▸ Material for this exercise

========

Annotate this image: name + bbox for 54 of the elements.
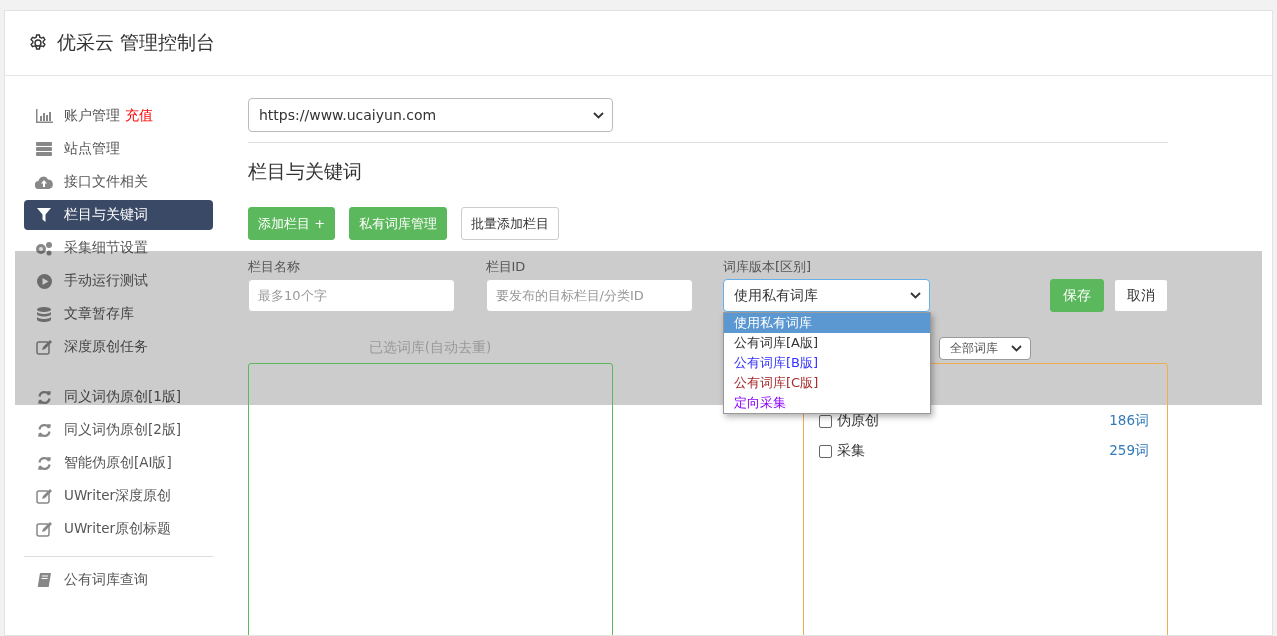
word-count: 259词 [1109,442,1149,460]
input-field[interactable]: 最多10个字 [248,279,455,312]
sidebar-item[interactable]: UWriter深度原创 [24,481,213,511]
site-select[interactable]: https://www.ucaiyun.com [248,98,613,132]
recharge-link[interactable]: 充值 [125,107,153,125]
sidebar-item[interactable]: 深度原创任务 [24,332,213,362]
field-label: 栏目名称 [248,258,301,276]
edit-icon [36,488,52,504]
checkbox[interactable] [819,444,832,458]
sidebar-item[interactable]: 采集细节设置 [24,233,213,263]
library-name: 采集 [837,442,865,460]
server-icon [36,142,52,156]
input-field[interactable]: 要发布的目标栏目/分类ID [485,279,693,312]
sidebar-item[interactable]: 文章暂存库 [24,299,213,329]
word-count: 186词 [1109,412,1149,430]
sidebar-item[interactable]: UWriter原创标题 [24,514,213,544]
library-name: 伪原创 [837,412,879,430]
edit-icon [36,521,52,537]
dropdown-option[interactable]: 公有词库[A版] [724,333,930,353]
refresh-icon [36,422,52,438]
sidebar-item[interactable]: 站点管理 [24,134,213,164]
bar-chart-icon [35,109,53,123]
sidebar-item[interactable]: 接口文件相关 [24,167,213,197]
sidebar-item[interactable]: 同义词伪原创[2版] [24,415,213,445]
field-label: 词库版本[区别] [723,258,813,276]
dropdown-option[interactable]: 定向采集 [724,393,930,413]
dropdown-option[interactable]: 公有词库[B版] [724,353,930,373]
database-icon [37,306,51,322]
edit-icon [36,339,52,355]
refresh-icon [36,389,52,405]
app-title: 优采云 管理控制台 [57,30,216,55]
sidebar-item[interactable]: 栏目与关键词 [24,200,213,230]
sidebar-item[interactable]: 智能伪原创[AI版] [24,448,213,478]
settings-icon [29,34,47,52]
section-title: 栏目与关键词 [248,159,363,184]
field-label: 栏目ID [485,258,527,276]
cloud-upload-icon [35,175,53,189]
sidebar-item[interactable]: 手动运行测试 [24,266,213,296]
sidebar-item[interactable]: 账户管理 充值 [24,101,213,131]
sidebar-item[interactable]: 公有词库查询 [24,565,213,595]
sidebar-item[interactable]: 同义词伪原创[1版] [24,382,213,412]
filter-icon [37,208,51,222]
chevron-down-icon [1011,344,1022,352]
gears-icon [35,240,53,256]
dropdown-option[interactable]: 公有词库[C版] [724,373,930,393]
library-filter-select[interactable]: 全部词库 [939,336,1031,360]
version-select[interactable]: 使用私有词库 [723,279,930,312]
chevron-down-icon [593,111,604,119]
book-icon [37,572,51,588]
refresh-icon [36,455,52,471]
chevron-down-icon [910,292,921,299]
play-icon [36,273,52,289]
cancel-button[interactable]: 取消 [1114,279,1168,312]
action-button[interactable]: 批量添加栏目 [461,207,560,240]
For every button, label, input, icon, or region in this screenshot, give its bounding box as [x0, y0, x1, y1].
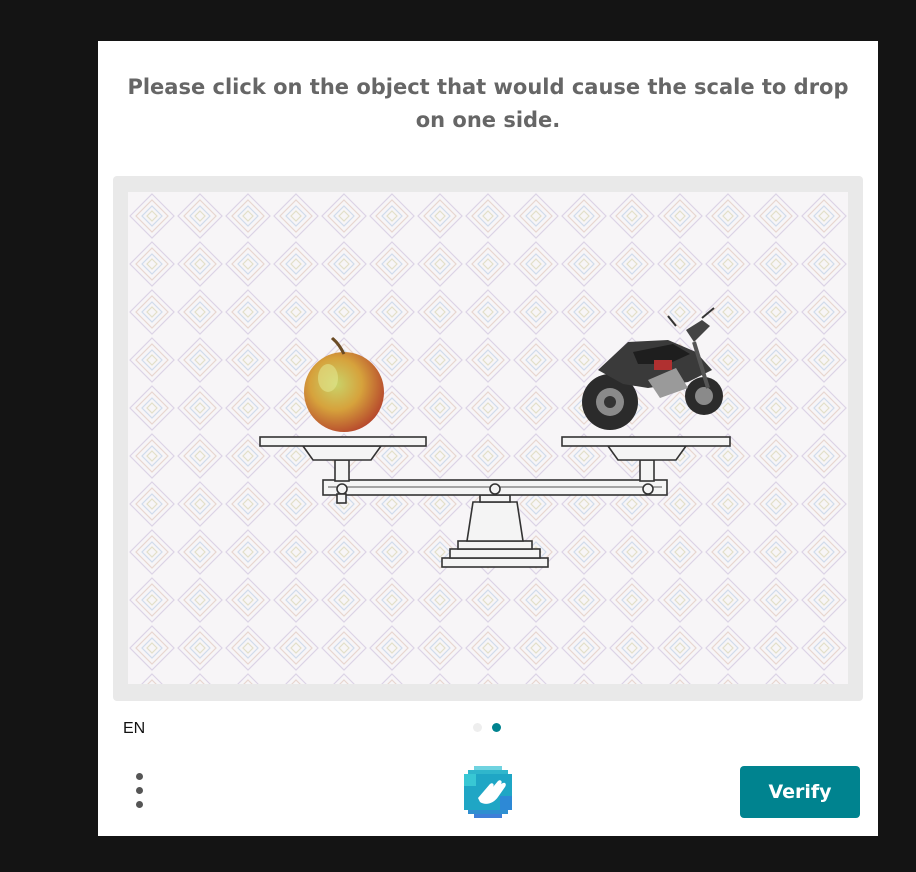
challenge-frame [113, 176, 863, 701]
challenge-image[interactable] [128, 192, 848, 684]
verify-button[interactable]: Verify [740, 766, 860, 818]
menu-dot [136, 801, 143, 808]
pattern-background [128, 192, 848, 684]
challenge-prompt: Please click on the object that would ca… [127, 75, 849, 132]
page-indicator [473, 723, 501, 732]
page-dot-1[interactable] [473, 723, 482, 732]
vertical-ellipsis-icon[interactable] [128, 771, 152, 811]
hcaptcha-hand-logo-icon[interactable] [462, 766, 514, 818]
language-selector[interactable]: EN [123, 720, 145, 738]
menu-dot [136, 773, 143, 780]
menu-dot [136, 787, 143, 794]
captcha-card: Please click on the object that would ca… [98, 41, 878, 836]
page-dot-2[interactable] [492, 723, 501, 732]
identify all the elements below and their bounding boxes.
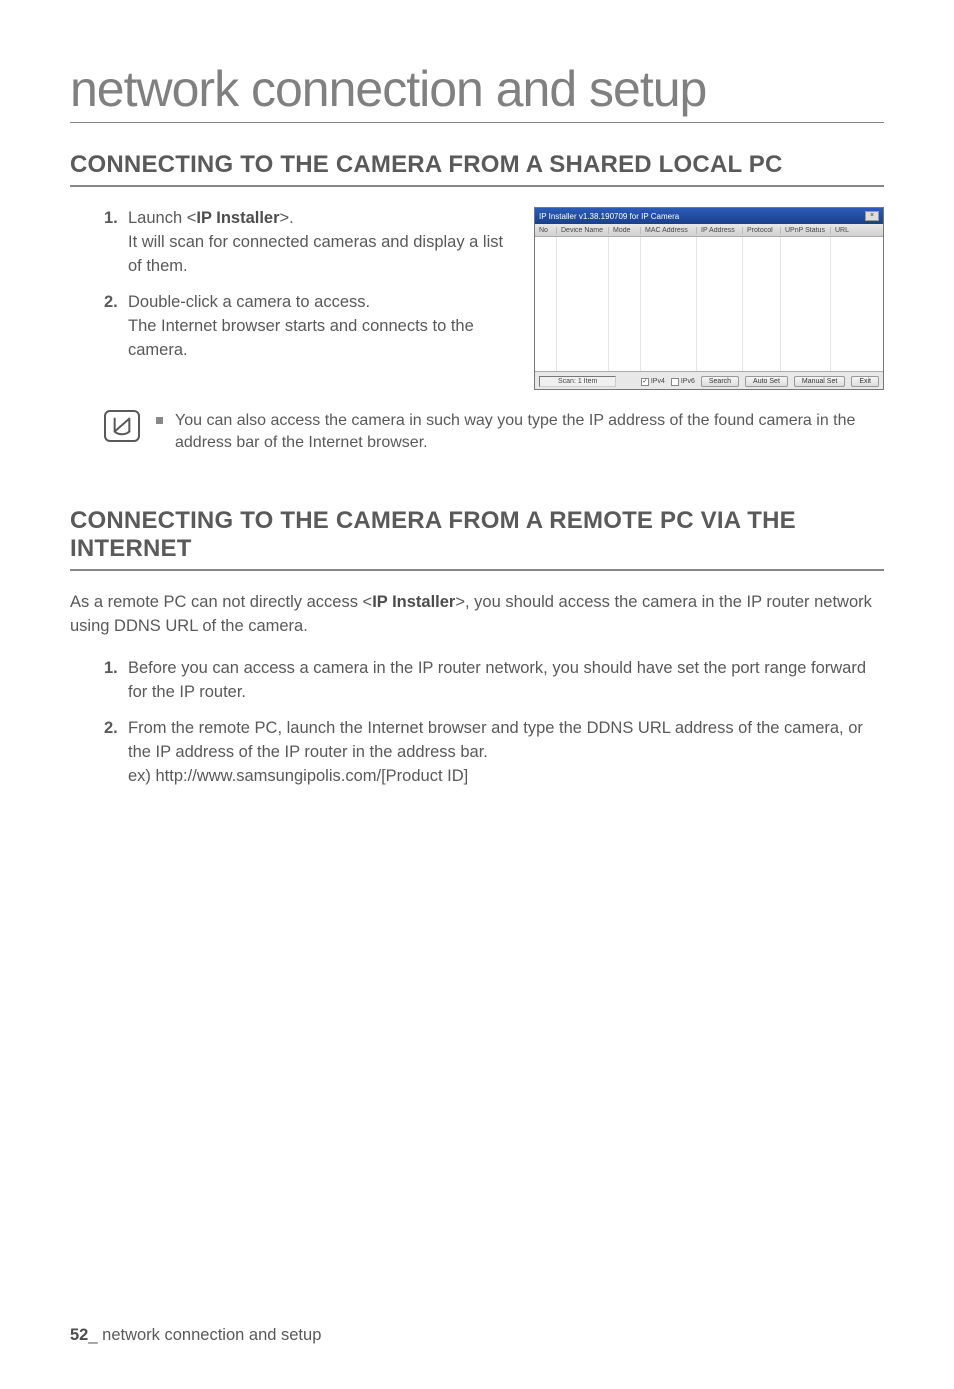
col-ip: IP Address — [697, 227, 743, 234]
col-protocol: Protocol — [743, 227, 781, 234]
col-upnp: UPnP Status — [781, 227, 831, 234]
section1-steps: 1. Launch <IP Installer>. It will scan f… — [104, 207, 516, 375]
note-text: You can also access the camera in such w… — [175, 410, 884, 453]
close-icon: × — [865, 211, 879, 221]
note-list: You can also access the camera in such w… — [156, 410, 884, 453]
step-text: >. — [280, 209, 294, 227]
col-device-name: Device Name — [557, 227, 609, 234]
step-body: Double-click a camera to access. The Int… — [128, 291, 516, 363]
list-col — [697, 237, 743, 371]
section2-steps: 1. Before you can access a camera in the… — [104, 657, 884, 789]
step-text: ex) http://www.samsungipolis.com/[Produc… — [128, 767, 468, 785]
step-2: 2. Double-click a camera to access. The … — [104, 291, 516, 363]
step-number: 2. — [104, 717, 128, 741]
manual-set-button: Manual Set — [794, 376, 845, 387]
installer-titlebar: IP Installer v1.38.190709 for IP Camera … — [535, 208, 883, 224]
step-body: Before you can access a camera in the IP… — [128, 657, 884, 705]
note-item: You can also access the camera in such w… — [156, 410, 884, 453]
exit-button: Exit — [851, 376, 879, 387]
step-number: 2. — [104, 291, 128, 315]
step-number: 1. — [104, 207, 128, 231]
ipv6-label: IPv6 — [681, 378, 695, 385]
list-col — [609, 237, 641, 371]
step-1: 1. Before you can access a camera in the… — [104, 657, 884, 705]
ip-installer-label: IP Installer — [196, 209, 279, 227]
scan-status: Scan: 1 Item — [539, 376, 616, 387]
ipv4-label: IPv4 — [651, 378, 665, 385]
search-button: Search — [701, 376, 739, 387]
ip-installer-label: IP Installer — [372, 593, 455, 611]
list-col — [535, 237, 557, 371]
col-mode: Mode — [609, 227, 641, 234]
list-col — [831, 237, 883, 371]
list-col — [743, 237, 781, 371]
col-no: No — [535, 227, 557, 234]
section1-content-row: 1. Launch <IP Installer>. It will scan f… — [104, 207, 884, 390]
installer-title-text: IP Installer v1.38.190709 for IP Camera — [539, 212, 679, 221]
step-text: Launch < — [128, 209, 196, 227]
note-icon — [104, 410, 140, 442]
list-col — [781, 237, 831, 371]
checkbox-icon — [671, 378, 679, 386]
section1-heading: CONNECTING TO THE CAMERA FROM A SHARED L… — [70, 151, 884, 187]
page-footer: 52_ network connection and setup — [70, 1326, 321, 1345]
installer-column-header: No Device Name Mode MAC Address IP Addre… — [535, 224, 883, 237]
step-text: Before you can access a camera in the IP… — [128, 659, 866, 701]
step-number: 1. — [104, 657, 128, 681]
step-text: From the remote PC, launch the Internet … — [128, 719, 863, 761]
col-mac: MAC Address — [641, 227, 697, 234]
auto-set-button: Auto Set — [745, 376, 788, 387]
step-text: The Internet browser starts and connects… — [128, 317, 474, 359]
col-url: URL — [831, 227, 883, 234]
footer-separator: _ — [88, 1326, 97, 1344]
page-title: network connection and setup — [70, 60, 884, 123]
step-2: 2. From the remote PC, launch the Intern… — [104, 717, 884, 789]
bullet-icon — [156, 417, 163, 424]
ipv6-checkbox: IPv6 — [671, 378, 695, 386]
section2-intro: As a remote PC can not directly access <… — [70, 591, 884, 639]
note-block: You can also access the camera in such w… — [104, 410, 884, 453]
ipv4-checkbox: ✓ IPv4 — [641, 378, 665, 386]
step-text: It will scan for connected cameras and d… — [128, 233, 503, 275]
section2-heading: CONNECTING TO THE CAMERA FROM A REMOTE P… — [70, 507, 884, 571]
list-col — [557, 237, 609, 371]
footer-text: network connection and setup — [102, 1326, 321, 1344]
ip-installer-screenshot: IP Installer v1.38.190709 for IP Camera … — [534, 207, 884, 390]
intro-text: As a remote PC can not directly access < — [70, 593, 372, 611]
installer-footer: Scan: 1 Item ✓ IPv4 IPv6 Search Auto Set… — [535, 371, 883, 390]
step-body: Launch <IP Installer>. It will scan for … — [128, 207, 516, 279]
list-col — [641, 237, 697, 371]
step-1: 1. Launch <IP Installer>. It will scan f… — [104, 207, 516, 279]
step-body: From the remote PC, launch the Internet … — [128, 717, 884, 789]
page-number: 52 — [70, 1326, 88, 1344]
checkbox-icon: ✓ — [641, 378, 649, 386]
step-text: Double-click a camera to access. — [128, 293, 370, 311]
installer-list-area — [535, 237, 883, 371]
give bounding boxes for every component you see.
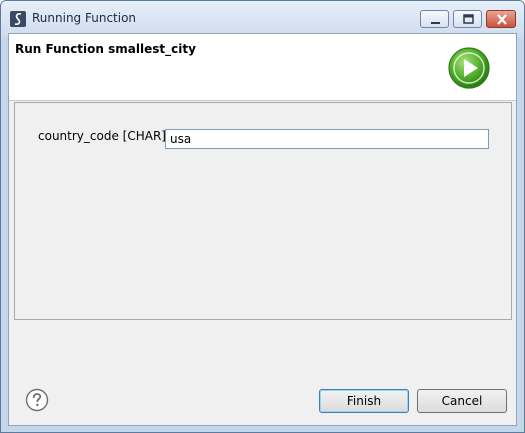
help-icon[interactable]: [25, 388, 49, 412]
finish-button[interactable]: Finish: [319, 389, 409, 413]
run-icon: [448, 47, 490, 89]
close-icon: [497, 14, 507, 25]
country-code-label: country_code [CHAR]: [38, 129, 166, 143]
parameters-group: country_code [CHAR]: [14, 102, 512, 320]
close-button[interactable]: [486, 10, 516, 28]
header-banner: Run Function smallest_city: [9, 34, 516, 101]
maximize-icon: [463, 14, 474, 24]
minimize-icon: [431, 22, 440, 24]
cancel-button[interactable]: Cancel: [417, 389, 507, 413]
dialog-client-area: Run Function smallest_city country_code …: [8, 33, 517, 426]
title-bar[interactable]: Running Function: [1, 1, 524, 37]
country-code-input[interactable]: [165, 129, 489, 149]
window-title: Running Function: [32, 11, 137, 25]
dialog-window: Running Function Run Function smallest_c…: [0, 0, 525, 433]
minimize-button[interactable]: [420, 10, 449, 28]
app-icon: [10, 11, 26, 27]
page-title: Run Function smallest_city: [15, 42, 196, 56]
maximize-button[interactable]: [453, 10, 482, 28]
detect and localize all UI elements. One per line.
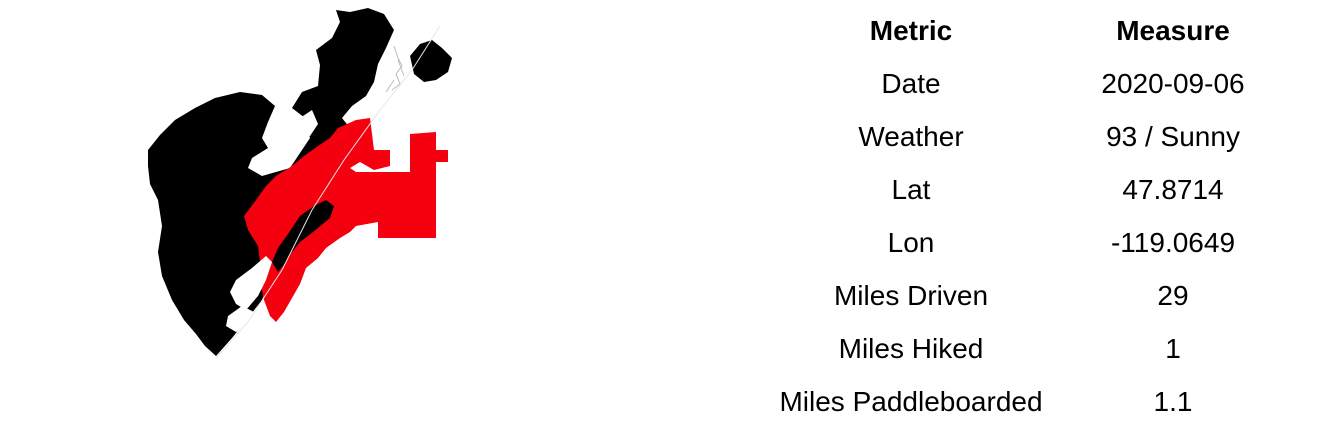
map-region-island [410, 40, 452, 82]
measure-cell: -119.0649 [1110, 226, 1236, 258]
measure-cell: 1 [1165, 332, 1181, 364]
header-metric: Metric [869, 14, 953, 46]
measure-cell: 29 [1157, 279, 1189, 311]
map-region-highlight [244, 118, 448, 322]
metric-cell: Miles Hiked [838, 332, 984, 364]
table-row: Date 2020-09-06 [748, 57, 1272, 110]
table-row: Weather 93 / Sunny [748, 110, 1272, 163]
table-row: Miles Driven 29 [748, 269, 1272, 322]
table-row: Lat 47.8714 [748, 163, 1272, 216]
header-measure: Measure [1116, 14, 1230, 46]
measure-cell: 93 / Sunny [1106, 120, 1240, 152]
metric-cell: Date [881, 67, 941, 99]
metric-cell: Lon [887, 226, 935, 258]
metric-cell: Miles Driven [833, 279, 989, 311]
metric-cell: Lat [891, 173, 931, 205]
table-row: Lon -119.0649 [748, 216, 1272, 269]
table-row: Miles Hiked 1 [748, 322, 1272, 375]
table-row: Miles Paddleboarded 1.1 [748, 375, 1272, 428]
map-svg [148, 8, 452, 359]
table-header-row: Metric Measure [748, 4, 1272, 57]
measure-cell: 2020-09-06 [1101, 67, 1245, 99]
metric-cell: Miles Paddleboarded [779, 385, 1043, 417]
metrics-table: Metric Measure Date 2020-09-06 Weather 9… [748, 4, 1272, 428]
map-trace [385, 45, 405, 93]
measure-cell: 1.1 [1153, 385, 1193, 417]
metric-cell: Weather [858, 120, 964, 152]
map [130, 0, 470, 370]
measure-cell: 47.8714 [1122, 173, 1224, 205]
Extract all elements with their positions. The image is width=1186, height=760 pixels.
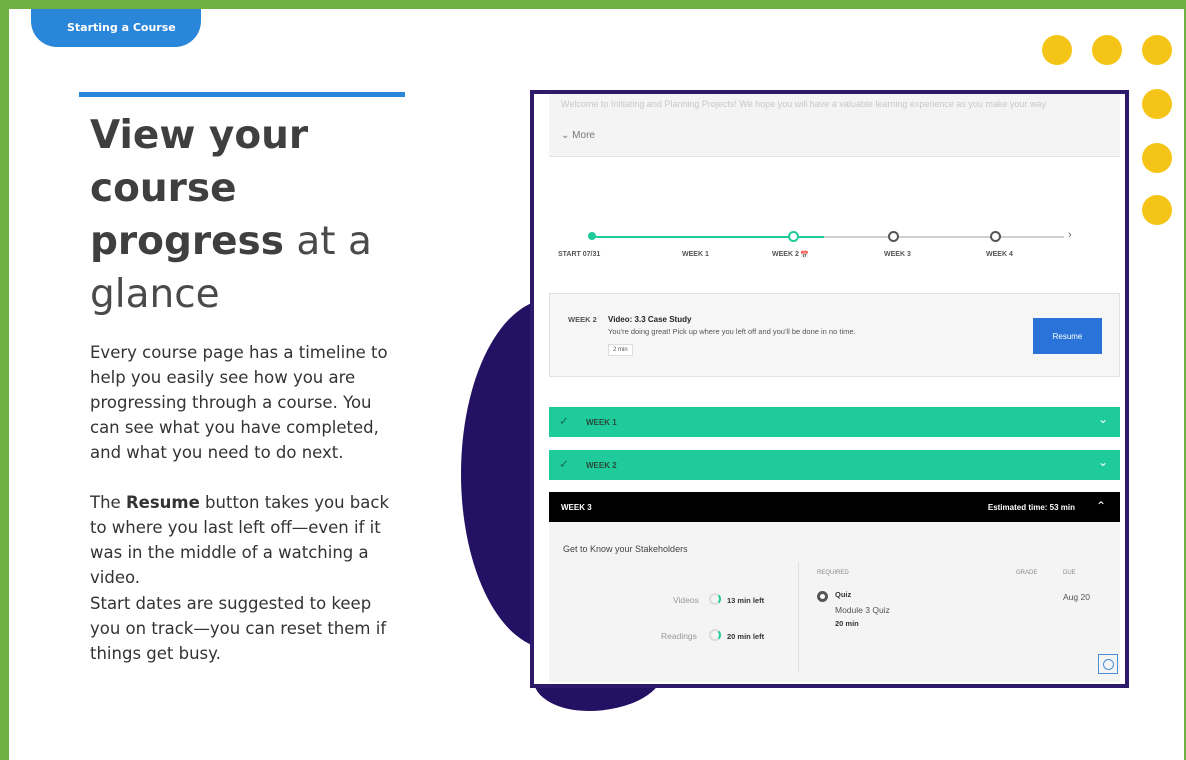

========

▸ Exercise instructions
Copy out everything from the line that contains "help-icon[interactable]: [25, 388, 49, 412]" down to the line that contains "country-code-label: country_code [CHAR]: [38, 129, 166, 143]", both included, reproducing each line verbatim.

▸ Complete output
help-icon[interactable]: [25, 388, 49, 412]
finish-button[interactable]: Finish: [319, 389, 409, 413]
run-icon: [448, 47, 490, 89]
close-icon: [497, 14, 507, 25]
country-code-label: country_code [CHAR]: [38, 129, 166, 143]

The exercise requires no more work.